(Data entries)
━━━━━━━━━━
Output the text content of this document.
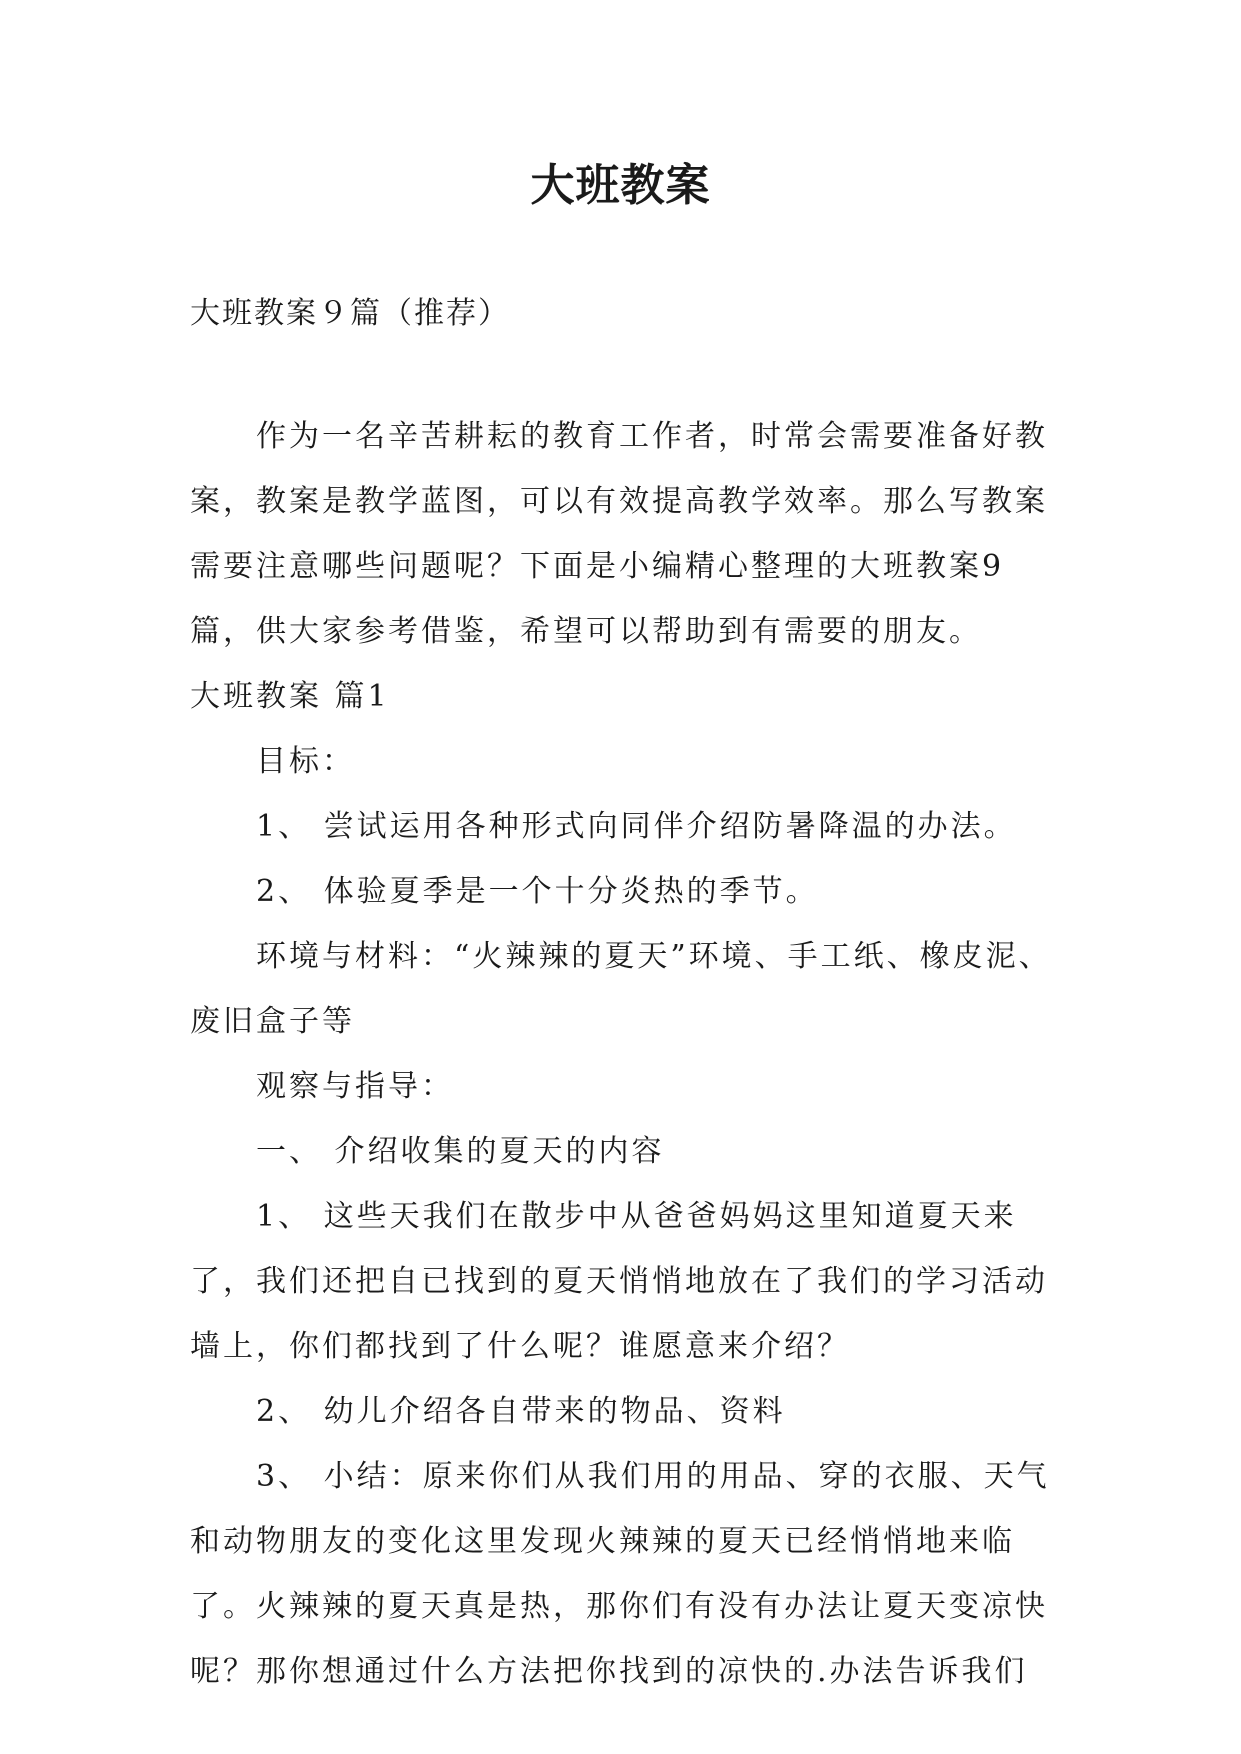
大班教案

大班教案９篇（推荐）

作为一名辛苦耕耘的教育工作者，时常会需要准备好教案，教案是教学蓝图，可以有效提高教学效率。那么写教案需要注意哪些问题呢？下面是小编精心整理的大班教案9篇，供大家参考借鉴，希望可以帮助到有需要的朋友。

大班教案 篇1

目标：

1、 尝试运用各种形式向同伴介绍防暑降温的办法。

2、 体验夏季是一个十分炎热的季节。

环境与材料：“火辣辣的夏天”环境、手工纸、橡皮泥、废旧盒子等

观察与指导：

一、 介绍收集的夏天的内容

1、 这些天我们在散步中从爸爸妈妈这里知道夏天来了，我们还把自已找到的夏天悄悄地放在了我们的学习活动墙上，你们都找到了什么呢？谁愿意来介绍？

2、 幼儿介绍各自带来的物品、资料

3、 小结：原来你们从我们用的用品、穿的衣服、天气和动物朋友的变化这里发现火辣辣的夏天已经悄悄地来临了。火辣辣的夏天真是热，那你们有没有办法让夏天变凉快呢？那你想通过什么方法把你找到的凉快的.办法告诉我们
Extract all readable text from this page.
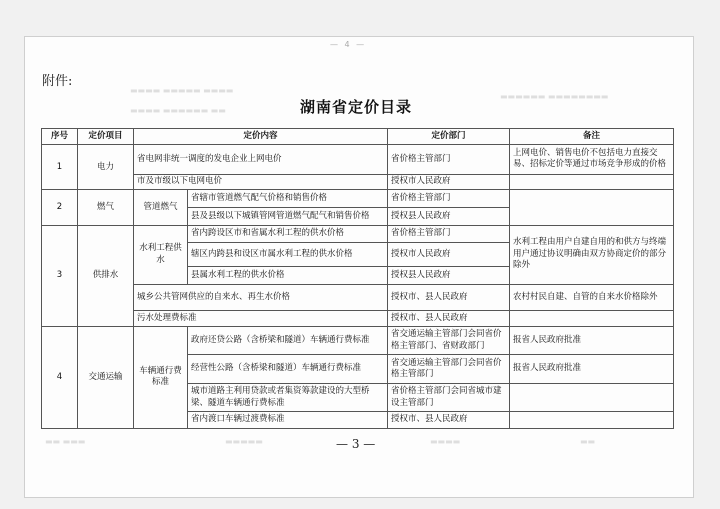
— 4 —
▬▬▬▬ ▬▬▬▬▬ ▬▬▬▬
▬▬▬▬▬▬ ▬▬▬▬▬▬▬▬
▬▬▬▬ ▬▬▬▬▬▬ ▬▬
▬▬ ▬▬▬	▬▬▬▬▬	▬▬▬▬	▬▬
附件:
湖南省定价目录
序号	定价项目	定价内容		定价部门	备注
1	电力	省电网非统一调度的发电企业上网电价		省价格主管部门	上网电价、销售电价不包括电力直接交易、招标定价等通过市场竞争形成的价格
		市及市级以下电网电价		授权市人民政府	
2	燃气	管道燃气	省辖市管道燃气配气价格和销售价格	省价格主管部门	
			县及县级以下城镇管网管道燃气配气和销售价格	授权县人民政府	
3	供排水	水利工程供水	省内跨设区市和省属水利工程的供水价格	省价格主管部门	水利工程由用户自建自用的和供方与终端用户通过协议明确由双方协商定价的部分除外
			辖区内跨县和设区市属水利工程的供水价格	授权市人民政府	
			县属水利工程的供水价格	授权县人民政府	
		城乡公共管网供应的自来水、再生水价格		授权市、县人民政府	农村村民自建、自管的自来水价格除外
		污水处理费标准		授权市、县人民政府	
4	交通运输	车辆通行费标准	政府还贷公路（含桥梁和隧道）车辆通行费标准	省交通运输主管部门会同省价格主管部门、省财政部门	报省人民政府批准
			经营性公路（含桥梁和隧道）车辆通行费标准	省交通运输主管部门会同省价格主管部门	报省人民政府批准
			城市道路主利用贷款或者集资筹款建设的大型桥梁、隧道车辆通行费标准	省价格主管部门会同省城市建设主管部门	
			省内渡口车辆过渡费标准	授权市、县人民政府	
— 3 —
━━━━━━━━━━
Written problem: Omit the pictures and please write out exactly the lines between the one containing "Extract all readable text from this page." and the last line of the entries, both included.

Response:
Extract all readable text from this page.
— 4 —
▬▬▬▬ ▬▬▬▬▬ ▬▬▬▬
▬▬▬▬▬▬ ▬▬▬▬▬▬▬▬
▬▬▬▬ ▬▬▬▬▬▬ ▬▬
▬▬ ▬▬▬	▬▬▬▬▬	▬▬▬▬	▬▬
附件:
湖南省定价目录
序号	定价项目	定价内容		定价部门	备注
1	电力	省电网非统一调度的发电企业上网电价		省价格主管部门	上网电价、销售电价不包括电力直接交易、招标定价等通过市场竞争形成的价格
		市及市级以下电网电价		授权市人民政府	
2	燃气	管道燃气	省辖市管道燃气配气价格和销售价格	省价格主管部门	
			县及县级以下城镇管网管道燃气配气和销售价格	授权县人民政府	
3	供排水	水利工程供水	省内跨设区市和省属水利工程的供水价格	省价格主管部门	水利工程由用户自建自用的和供方与终端用户通过协议明确由双方协商定价的部分除外
			辖区内跨县和设区市属水利工程的供水价格	授权市人民政府	
			县属水利工程的供水价格	授权县人民政府	
		城乡公共管网供应的自来水、再生水价格		授权市、县人民政府	农村村民自建、自管的自来水价格除外
		污水处理费标准		授权市、县人民政府	
4	交通运输	车辆通行费标准	政府还贷公路（含桥梁和隧道）车辆通行费标准	省交通运输主管部门会同省价格主管部门、省财政部门	报省人民政府批准
			经营性公路（含桥梁和隧道）车辆通行费标准	省交通运输主管部门会同省价格主管部门	报省人民政府批准
			城市道路主利用贷款或者集资筹款建设的大型桥梁、隧道车辆通行费标准	省价格主管部门会同省城市建设主管部门	
			省内渡口车辆过渡费标准	授权市、县人民政府	
— 3 —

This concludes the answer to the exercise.